** Start of RECORDS FOR PROCESSING **

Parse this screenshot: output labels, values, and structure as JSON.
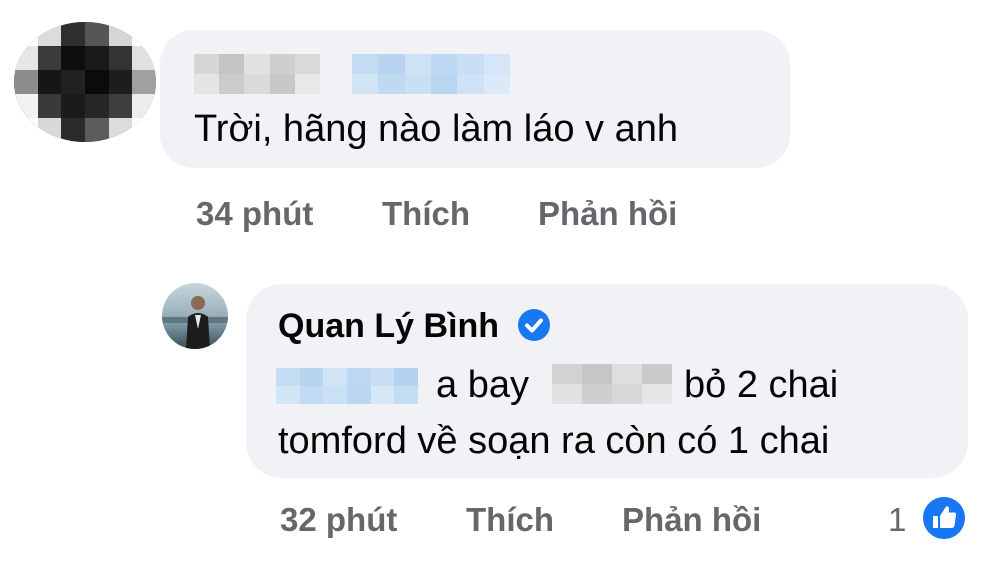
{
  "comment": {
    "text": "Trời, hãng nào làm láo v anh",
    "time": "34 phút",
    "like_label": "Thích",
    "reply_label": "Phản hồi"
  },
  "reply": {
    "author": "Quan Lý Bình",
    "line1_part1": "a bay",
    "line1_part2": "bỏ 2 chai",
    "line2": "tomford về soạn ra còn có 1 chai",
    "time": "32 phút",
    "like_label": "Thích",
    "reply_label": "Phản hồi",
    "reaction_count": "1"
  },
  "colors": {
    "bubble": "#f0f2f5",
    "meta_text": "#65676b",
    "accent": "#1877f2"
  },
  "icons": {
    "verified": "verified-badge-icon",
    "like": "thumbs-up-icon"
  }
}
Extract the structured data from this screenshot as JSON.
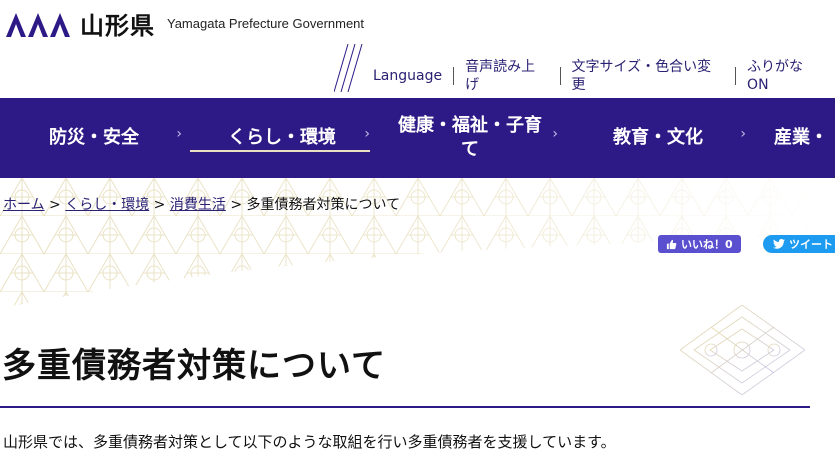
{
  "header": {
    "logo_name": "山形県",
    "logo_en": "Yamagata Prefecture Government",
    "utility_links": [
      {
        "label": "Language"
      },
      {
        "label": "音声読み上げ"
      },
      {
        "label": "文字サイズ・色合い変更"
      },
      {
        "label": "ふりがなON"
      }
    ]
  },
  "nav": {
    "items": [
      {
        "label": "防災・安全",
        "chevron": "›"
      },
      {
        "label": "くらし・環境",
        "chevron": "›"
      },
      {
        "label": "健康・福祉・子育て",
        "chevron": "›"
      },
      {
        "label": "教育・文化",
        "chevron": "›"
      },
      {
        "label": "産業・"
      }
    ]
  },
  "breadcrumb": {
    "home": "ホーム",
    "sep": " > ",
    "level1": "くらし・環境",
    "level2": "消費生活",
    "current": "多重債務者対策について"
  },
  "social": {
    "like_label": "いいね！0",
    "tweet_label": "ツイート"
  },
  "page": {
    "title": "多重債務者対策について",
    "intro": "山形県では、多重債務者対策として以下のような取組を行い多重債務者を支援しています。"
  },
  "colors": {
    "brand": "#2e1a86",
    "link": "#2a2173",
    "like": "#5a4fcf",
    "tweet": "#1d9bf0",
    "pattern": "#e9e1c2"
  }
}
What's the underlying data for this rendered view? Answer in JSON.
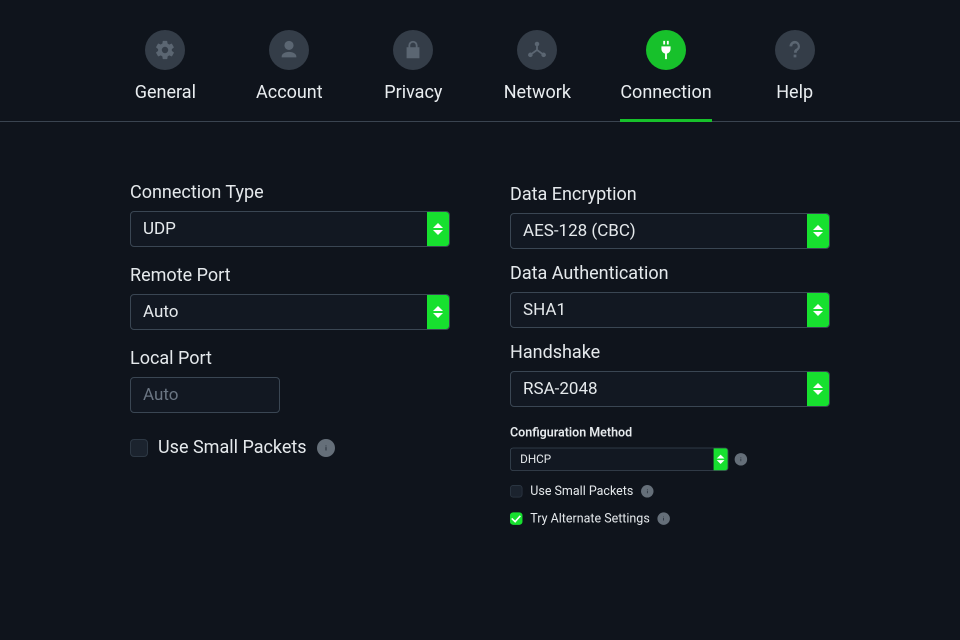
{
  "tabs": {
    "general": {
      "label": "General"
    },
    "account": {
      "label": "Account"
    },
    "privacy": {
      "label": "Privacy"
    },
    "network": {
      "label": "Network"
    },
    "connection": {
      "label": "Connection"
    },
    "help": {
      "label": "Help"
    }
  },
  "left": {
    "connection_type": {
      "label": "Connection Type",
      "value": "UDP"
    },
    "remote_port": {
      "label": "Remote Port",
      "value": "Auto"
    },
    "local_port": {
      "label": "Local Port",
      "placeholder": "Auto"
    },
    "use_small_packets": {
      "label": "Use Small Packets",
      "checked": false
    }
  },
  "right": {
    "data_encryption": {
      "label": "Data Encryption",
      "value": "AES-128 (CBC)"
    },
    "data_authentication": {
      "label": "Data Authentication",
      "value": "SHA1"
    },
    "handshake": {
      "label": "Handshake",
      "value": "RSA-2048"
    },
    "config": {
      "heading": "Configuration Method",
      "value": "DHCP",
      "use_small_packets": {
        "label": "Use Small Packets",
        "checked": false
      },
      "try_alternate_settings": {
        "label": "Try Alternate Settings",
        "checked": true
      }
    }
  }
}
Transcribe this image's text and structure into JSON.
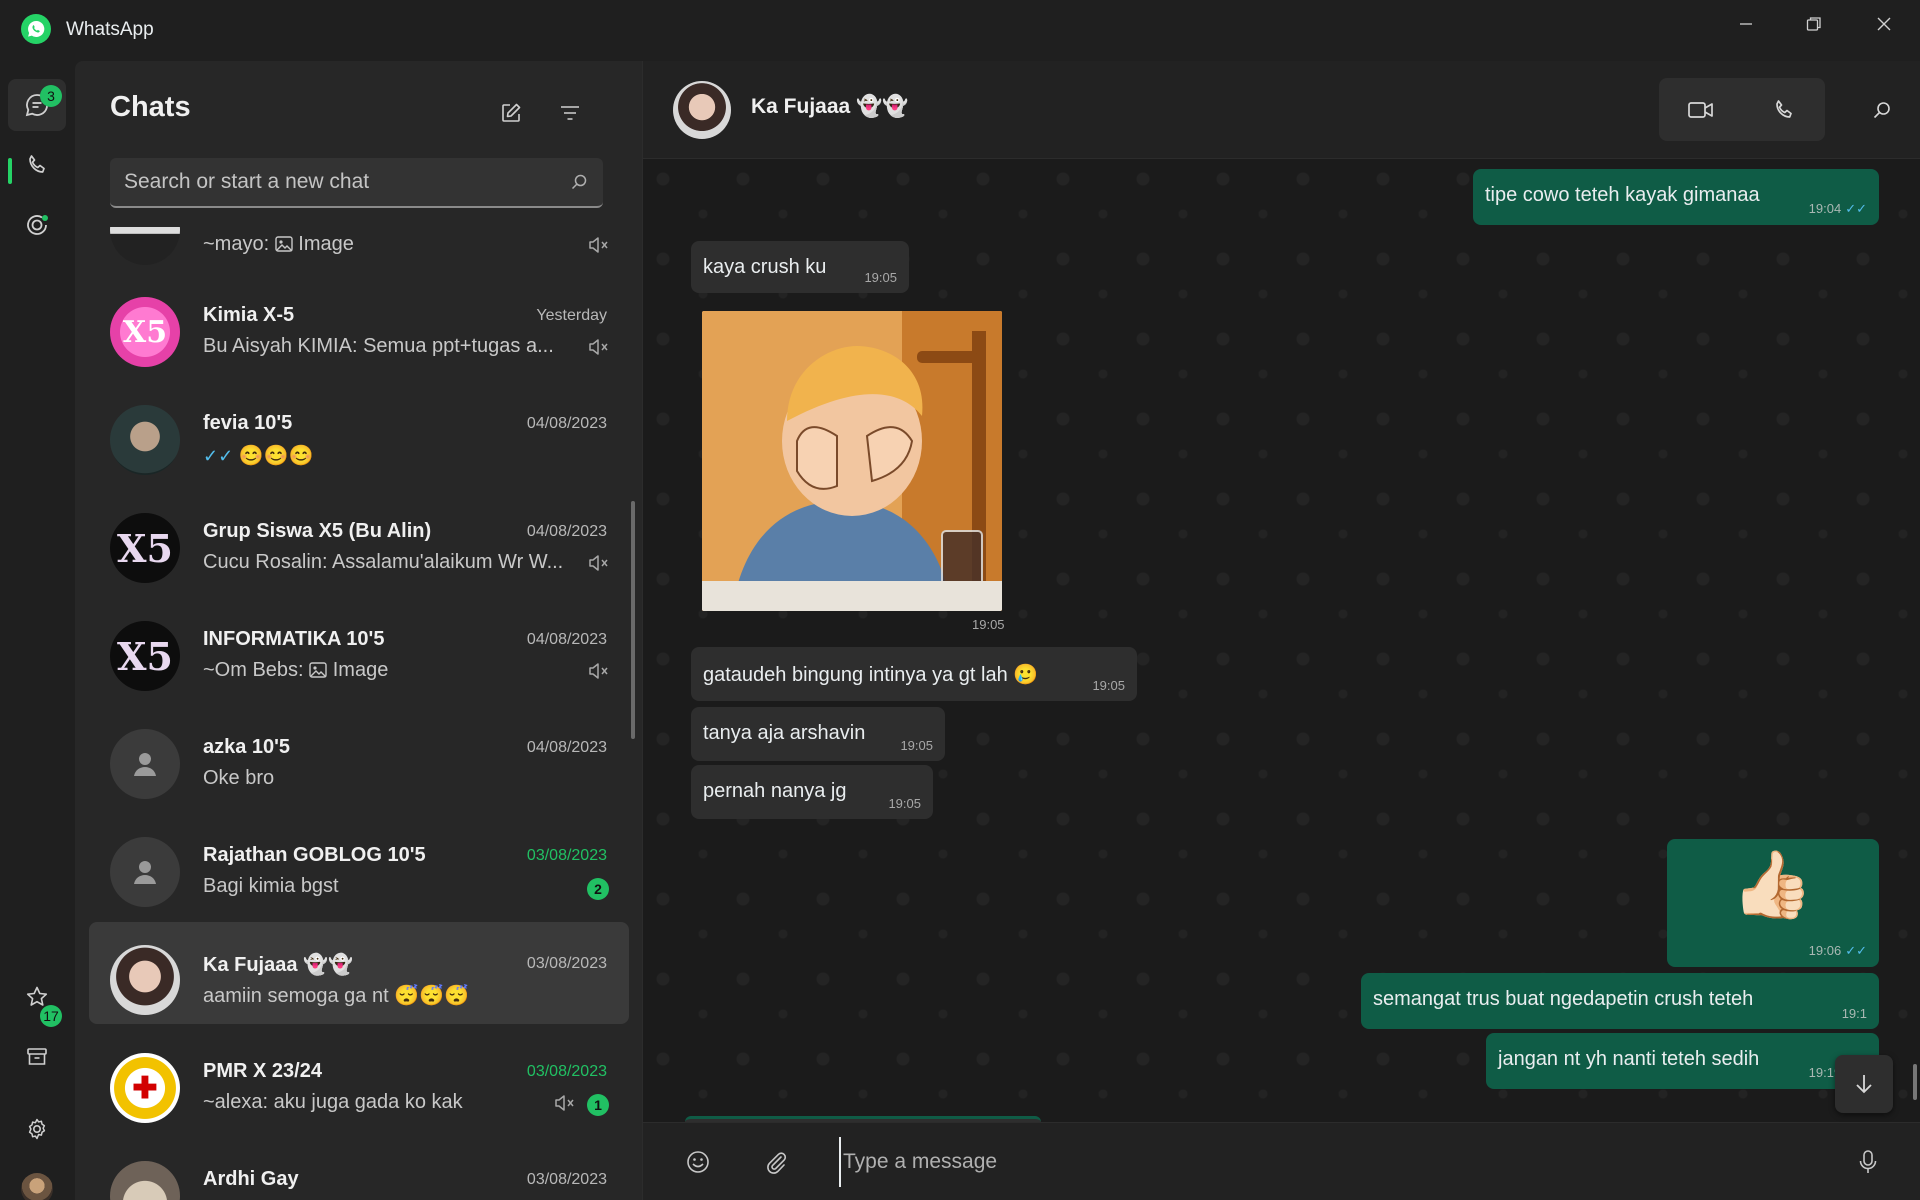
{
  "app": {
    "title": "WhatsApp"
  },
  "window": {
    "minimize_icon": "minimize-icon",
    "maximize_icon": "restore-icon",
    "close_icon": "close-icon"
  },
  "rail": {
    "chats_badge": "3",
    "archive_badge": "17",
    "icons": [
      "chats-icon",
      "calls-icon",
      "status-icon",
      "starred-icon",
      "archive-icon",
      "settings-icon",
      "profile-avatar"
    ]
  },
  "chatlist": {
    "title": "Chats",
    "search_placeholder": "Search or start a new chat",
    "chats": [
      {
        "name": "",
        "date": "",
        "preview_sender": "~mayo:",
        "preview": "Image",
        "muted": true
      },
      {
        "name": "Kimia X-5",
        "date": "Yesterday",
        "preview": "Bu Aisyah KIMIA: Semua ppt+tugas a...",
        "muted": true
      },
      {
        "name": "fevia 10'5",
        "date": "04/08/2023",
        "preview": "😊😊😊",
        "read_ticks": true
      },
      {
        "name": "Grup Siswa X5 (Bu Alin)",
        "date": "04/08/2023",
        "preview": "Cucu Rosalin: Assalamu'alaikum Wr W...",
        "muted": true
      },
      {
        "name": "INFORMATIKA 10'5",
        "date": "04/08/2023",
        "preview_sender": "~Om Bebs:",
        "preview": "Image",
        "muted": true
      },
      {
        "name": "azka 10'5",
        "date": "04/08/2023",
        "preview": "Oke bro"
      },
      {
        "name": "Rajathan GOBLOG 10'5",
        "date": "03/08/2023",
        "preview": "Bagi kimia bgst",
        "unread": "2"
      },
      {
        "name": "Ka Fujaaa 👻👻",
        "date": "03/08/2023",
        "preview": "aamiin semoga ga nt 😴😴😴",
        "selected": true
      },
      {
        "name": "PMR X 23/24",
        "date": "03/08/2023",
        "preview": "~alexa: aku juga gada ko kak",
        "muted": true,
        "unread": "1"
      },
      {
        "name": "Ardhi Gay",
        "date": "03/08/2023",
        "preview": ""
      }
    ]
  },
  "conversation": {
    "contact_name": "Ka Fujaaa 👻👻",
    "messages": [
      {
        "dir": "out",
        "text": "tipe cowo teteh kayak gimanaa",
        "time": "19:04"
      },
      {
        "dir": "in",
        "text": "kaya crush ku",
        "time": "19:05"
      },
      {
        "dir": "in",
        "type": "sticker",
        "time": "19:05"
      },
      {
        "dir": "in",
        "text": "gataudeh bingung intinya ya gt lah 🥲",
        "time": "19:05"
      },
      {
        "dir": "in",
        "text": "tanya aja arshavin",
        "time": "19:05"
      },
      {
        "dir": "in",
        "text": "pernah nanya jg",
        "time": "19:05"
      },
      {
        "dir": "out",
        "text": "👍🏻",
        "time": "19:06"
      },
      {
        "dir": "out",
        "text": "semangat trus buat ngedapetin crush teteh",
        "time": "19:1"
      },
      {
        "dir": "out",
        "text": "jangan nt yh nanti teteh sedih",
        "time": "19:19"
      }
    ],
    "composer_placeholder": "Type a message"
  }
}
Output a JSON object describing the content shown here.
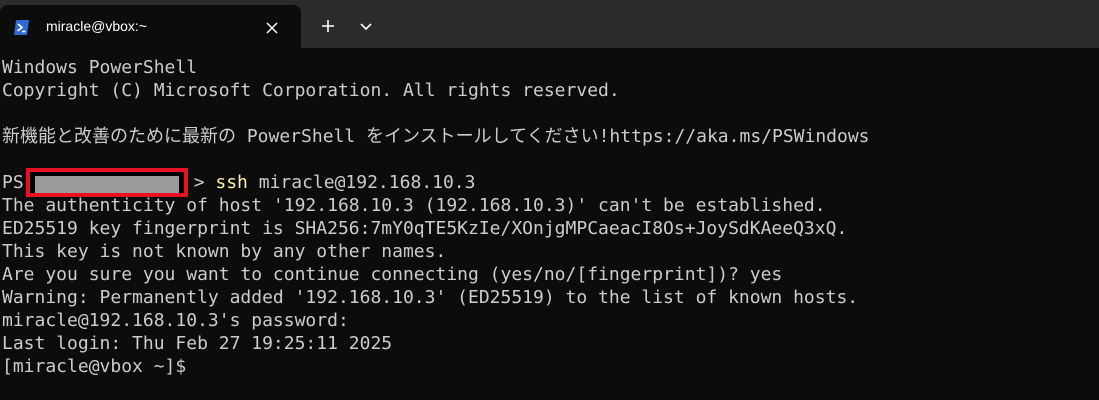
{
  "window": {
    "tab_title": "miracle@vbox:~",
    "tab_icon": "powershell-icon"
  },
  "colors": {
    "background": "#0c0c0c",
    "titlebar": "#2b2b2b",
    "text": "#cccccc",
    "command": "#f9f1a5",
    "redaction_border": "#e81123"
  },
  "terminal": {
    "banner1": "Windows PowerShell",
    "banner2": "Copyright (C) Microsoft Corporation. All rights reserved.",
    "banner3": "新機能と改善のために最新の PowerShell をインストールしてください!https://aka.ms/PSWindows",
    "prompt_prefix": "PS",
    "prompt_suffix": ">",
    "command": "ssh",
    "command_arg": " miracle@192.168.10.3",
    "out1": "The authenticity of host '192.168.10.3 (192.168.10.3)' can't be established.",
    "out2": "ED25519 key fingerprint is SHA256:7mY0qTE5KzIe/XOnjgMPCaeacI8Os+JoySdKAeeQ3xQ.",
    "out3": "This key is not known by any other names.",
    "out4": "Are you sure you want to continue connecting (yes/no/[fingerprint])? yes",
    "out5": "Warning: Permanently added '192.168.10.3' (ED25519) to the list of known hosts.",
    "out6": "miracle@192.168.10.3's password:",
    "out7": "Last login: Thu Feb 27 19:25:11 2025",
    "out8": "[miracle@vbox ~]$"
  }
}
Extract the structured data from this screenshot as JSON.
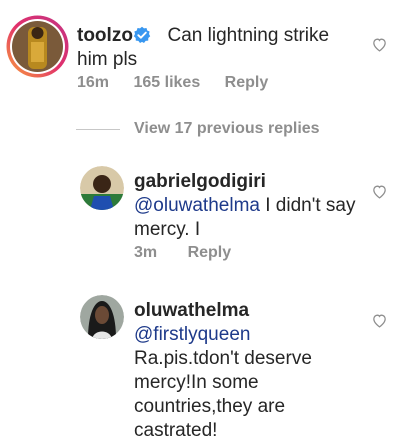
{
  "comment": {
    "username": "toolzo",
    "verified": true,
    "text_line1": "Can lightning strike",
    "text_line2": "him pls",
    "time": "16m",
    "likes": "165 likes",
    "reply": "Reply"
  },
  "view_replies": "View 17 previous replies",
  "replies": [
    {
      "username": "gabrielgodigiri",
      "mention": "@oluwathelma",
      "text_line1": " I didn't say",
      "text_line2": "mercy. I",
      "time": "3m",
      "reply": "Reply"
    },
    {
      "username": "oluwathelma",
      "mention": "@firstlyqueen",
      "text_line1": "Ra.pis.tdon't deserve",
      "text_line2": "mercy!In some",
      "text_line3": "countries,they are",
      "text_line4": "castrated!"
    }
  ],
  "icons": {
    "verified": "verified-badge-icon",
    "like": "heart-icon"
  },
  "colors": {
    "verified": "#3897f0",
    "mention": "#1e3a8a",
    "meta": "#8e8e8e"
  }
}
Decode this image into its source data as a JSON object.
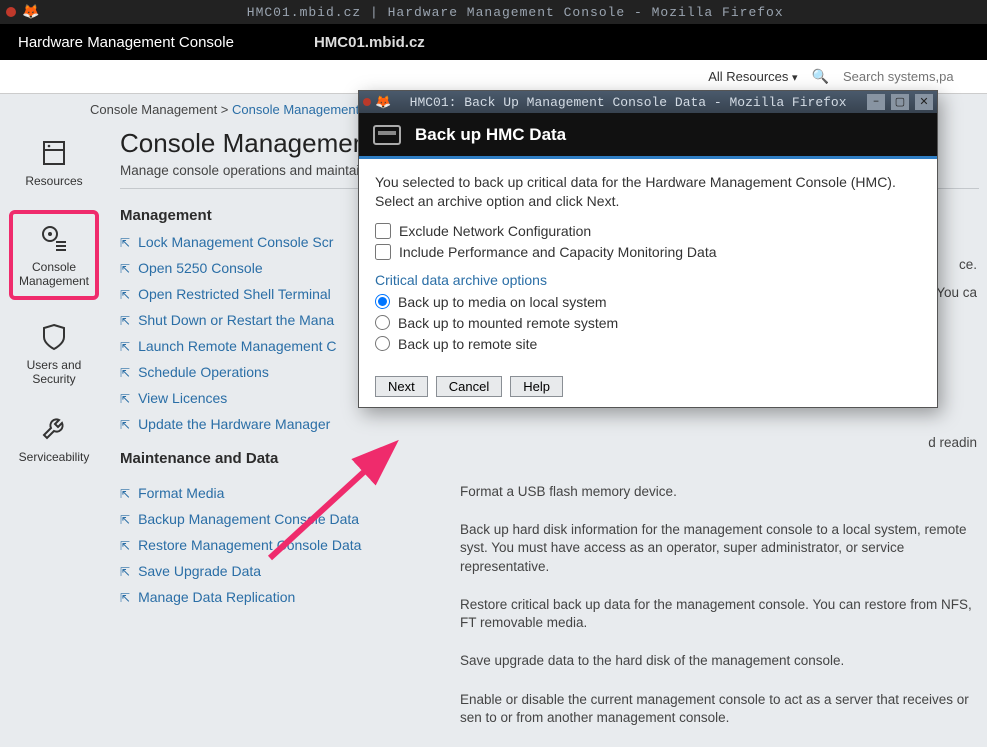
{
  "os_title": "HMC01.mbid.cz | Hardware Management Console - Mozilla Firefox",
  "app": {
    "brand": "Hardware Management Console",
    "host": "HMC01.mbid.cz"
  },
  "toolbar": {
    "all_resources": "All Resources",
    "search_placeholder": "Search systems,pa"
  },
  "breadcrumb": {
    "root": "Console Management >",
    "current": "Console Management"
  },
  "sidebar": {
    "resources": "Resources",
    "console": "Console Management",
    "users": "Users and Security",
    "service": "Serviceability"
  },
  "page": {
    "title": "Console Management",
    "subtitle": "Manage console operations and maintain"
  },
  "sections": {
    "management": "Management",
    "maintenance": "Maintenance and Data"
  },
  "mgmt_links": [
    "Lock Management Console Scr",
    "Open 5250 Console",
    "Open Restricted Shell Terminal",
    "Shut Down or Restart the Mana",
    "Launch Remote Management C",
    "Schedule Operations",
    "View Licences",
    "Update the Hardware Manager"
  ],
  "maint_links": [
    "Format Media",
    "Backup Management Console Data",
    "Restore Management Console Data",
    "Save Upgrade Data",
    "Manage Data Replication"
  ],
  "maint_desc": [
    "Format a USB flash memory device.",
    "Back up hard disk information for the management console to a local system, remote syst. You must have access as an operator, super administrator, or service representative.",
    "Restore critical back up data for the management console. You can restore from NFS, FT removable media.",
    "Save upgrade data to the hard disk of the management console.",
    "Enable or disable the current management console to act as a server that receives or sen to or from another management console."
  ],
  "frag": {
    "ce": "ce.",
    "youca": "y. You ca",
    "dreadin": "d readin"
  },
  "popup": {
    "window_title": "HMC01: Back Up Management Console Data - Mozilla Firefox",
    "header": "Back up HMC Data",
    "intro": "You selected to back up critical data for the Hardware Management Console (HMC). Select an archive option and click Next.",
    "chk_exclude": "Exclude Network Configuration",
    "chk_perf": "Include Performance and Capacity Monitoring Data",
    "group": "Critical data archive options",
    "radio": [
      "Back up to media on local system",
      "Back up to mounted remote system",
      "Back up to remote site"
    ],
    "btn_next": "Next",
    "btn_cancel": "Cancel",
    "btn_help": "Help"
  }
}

** End of RECORDS FOR PROCESSING **

◆ **PROBLEM STATEMENT**
Count the lines in which the string "replies" appears, then report only that figure.

◆ **RESPONSE TO THE EXERCISE**
2